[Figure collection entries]

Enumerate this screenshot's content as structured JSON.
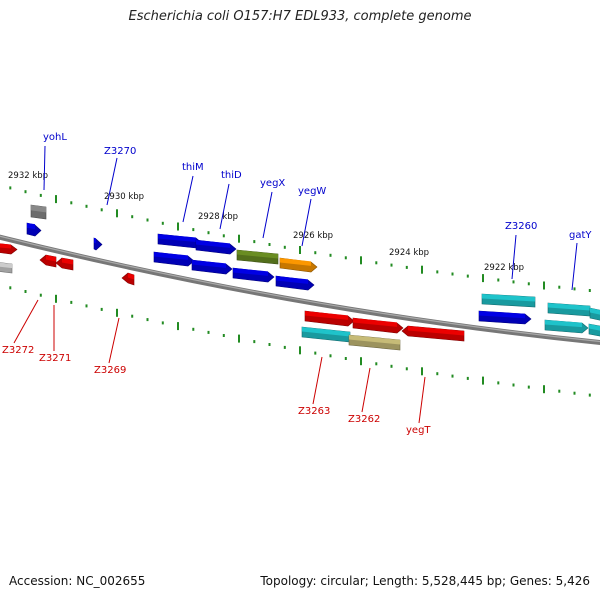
{
  "title": "Escherichia coli O157:H7 EDL933, complete genome",
  "footer": {
    "accession": "Accession: NC_002655",
    "summary": "Topology: circular; Length: 5,528,445 bp; Genes: 5,426"
  },
  "colors": {
    "forward_label": "#0000cc",
    "reverse_label": "#cc0000",
    "backbone": "#777777",
    "tick": "#228b22",
    "blue": "#0000e8",
    "red": "#ee0000",
    "olive": "#6b8e23",
    "orange": "#ff9900",
    "teal": "#20c5cc",
    "khaki": "#c8bd78",
    "gray": "#8a8a8a",
    "lightgray": "#cfcfcf"
  },
  "scale_labels": [
    "2932 kbp",
    "2930 kbp",
    "2928 kbp",
    "2926 kbp",
    "2924 kbp",
    "2922 kbp"
  ],
  "forward_gene_labels": [
    "yohL",
    "Z3270",
    "thiM",
    "thiD",
    "yegX",
    "yegW",
    "Z3260",
    "gatY"
  ],
  "reverse_gene_labels": [
    "Z3272",
    "Z3271",
    "Z3269",
    "Z3263",
    "Z3262",
    "yegT"
  ]
}
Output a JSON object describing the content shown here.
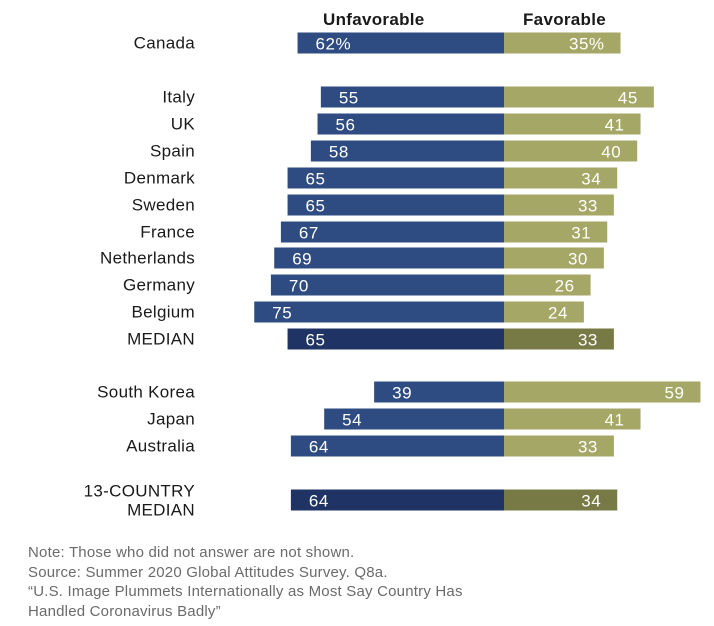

■ TASK INSTRUCTIONS:
Every line above with the word "JSON" is to be copied out.

■ ANSWER TO THIS PROBLEM:
Enumerate this screenshot's content as structured JSON.
Output a JSON object describing the content shown here.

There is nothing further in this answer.